→ EXCERPTED RECORDS
▬▬▬
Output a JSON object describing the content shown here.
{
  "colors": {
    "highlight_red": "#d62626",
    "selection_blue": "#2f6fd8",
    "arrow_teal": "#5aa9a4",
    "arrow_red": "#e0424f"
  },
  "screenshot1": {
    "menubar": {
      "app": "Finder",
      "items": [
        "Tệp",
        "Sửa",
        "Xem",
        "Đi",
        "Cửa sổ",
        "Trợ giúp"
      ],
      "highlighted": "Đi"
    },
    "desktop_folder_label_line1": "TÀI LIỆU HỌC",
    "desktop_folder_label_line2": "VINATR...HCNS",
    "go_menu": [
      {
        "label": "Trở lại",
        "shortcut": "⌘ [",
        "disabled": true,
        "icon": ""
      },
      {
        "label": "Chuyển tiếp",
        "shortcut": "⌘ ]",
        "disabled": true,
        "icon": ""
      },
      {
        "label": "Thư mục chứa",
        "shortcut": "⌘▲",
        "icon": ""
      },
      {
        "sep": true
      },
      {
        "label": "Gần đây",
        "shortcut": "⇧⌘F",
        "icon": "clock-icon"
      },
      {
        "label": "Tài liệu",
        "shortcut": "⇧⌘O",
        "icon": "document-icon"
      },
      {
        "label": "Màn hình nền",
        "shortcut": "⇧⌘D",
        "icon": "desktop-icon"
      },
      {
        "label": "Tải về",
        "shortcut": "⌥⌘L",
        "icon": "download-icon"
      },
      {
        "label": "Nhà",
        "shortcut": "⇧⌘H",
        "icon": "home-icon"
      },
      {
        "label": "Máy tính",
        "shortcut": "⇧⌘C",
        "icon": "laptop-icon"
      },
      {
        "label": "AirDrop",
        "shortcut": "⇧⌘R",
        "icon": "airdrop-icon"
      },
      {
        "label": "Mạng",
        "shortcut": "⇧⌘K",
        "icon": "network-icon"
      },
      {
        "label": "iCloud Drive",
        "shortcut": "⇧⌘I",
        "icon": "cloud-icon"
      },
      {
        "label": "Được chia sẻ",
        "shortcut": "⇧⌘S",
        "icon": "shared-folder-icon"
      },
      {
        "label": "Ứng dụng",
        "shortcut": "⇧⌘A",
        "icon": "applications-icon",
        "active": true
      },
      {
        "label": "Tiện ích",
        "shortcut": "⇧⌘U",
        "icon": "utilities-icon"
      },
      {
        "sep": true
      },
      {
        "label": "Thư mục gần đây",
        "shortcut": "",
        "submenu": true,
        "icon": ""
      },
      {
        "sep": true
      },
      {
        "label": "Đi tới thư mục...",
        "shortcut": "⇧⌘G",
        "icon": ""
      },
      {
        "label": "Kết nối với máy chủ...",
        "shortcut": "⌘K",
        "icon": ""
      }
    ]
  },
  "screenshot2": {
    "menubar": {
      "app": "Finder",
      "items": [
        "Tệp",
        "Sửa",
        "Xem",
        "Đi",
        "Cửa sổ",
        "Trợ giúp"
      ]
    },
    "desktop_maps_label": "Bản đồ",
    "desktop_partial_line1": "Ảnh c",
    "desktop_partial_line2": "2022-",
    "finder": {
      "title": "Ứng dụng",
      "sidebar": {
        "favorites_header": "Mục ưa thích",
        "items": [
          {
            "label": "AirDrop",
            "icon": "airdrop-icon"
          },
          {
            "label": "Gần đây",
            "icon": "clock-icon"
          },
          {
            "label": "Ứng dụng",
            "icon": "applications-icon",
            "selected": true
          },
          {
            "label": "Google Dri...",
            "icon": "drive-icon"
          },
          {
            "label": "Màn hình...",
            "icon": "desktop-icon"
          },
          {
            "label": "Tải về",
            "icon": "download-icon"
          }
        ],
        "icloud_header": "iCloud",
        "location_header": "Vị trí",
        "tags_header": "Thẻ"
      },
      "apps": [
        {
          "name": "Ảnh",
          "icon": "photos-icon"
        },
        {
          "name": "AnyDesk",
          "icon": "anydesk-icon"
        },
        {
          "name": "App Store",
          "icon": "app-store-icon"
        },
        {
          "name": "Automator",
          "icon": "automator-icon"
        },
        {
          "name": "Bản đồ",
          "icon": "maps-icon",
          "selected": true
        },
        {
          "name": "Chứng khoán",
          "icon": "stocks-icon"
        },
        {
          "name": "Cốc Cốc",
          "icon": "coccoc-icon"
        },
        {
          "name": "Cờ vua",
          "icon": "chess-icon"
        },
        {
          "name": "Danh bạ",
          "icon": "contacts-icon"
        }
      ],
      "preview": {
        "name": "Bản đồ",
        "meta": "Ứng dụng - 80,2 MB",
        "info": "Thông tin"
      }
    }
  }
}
▬▬▬
→ OBJECTIVE
Work out how many lines of the data above contain the string "name" and give the number alone.

→ FULL ANSWER
10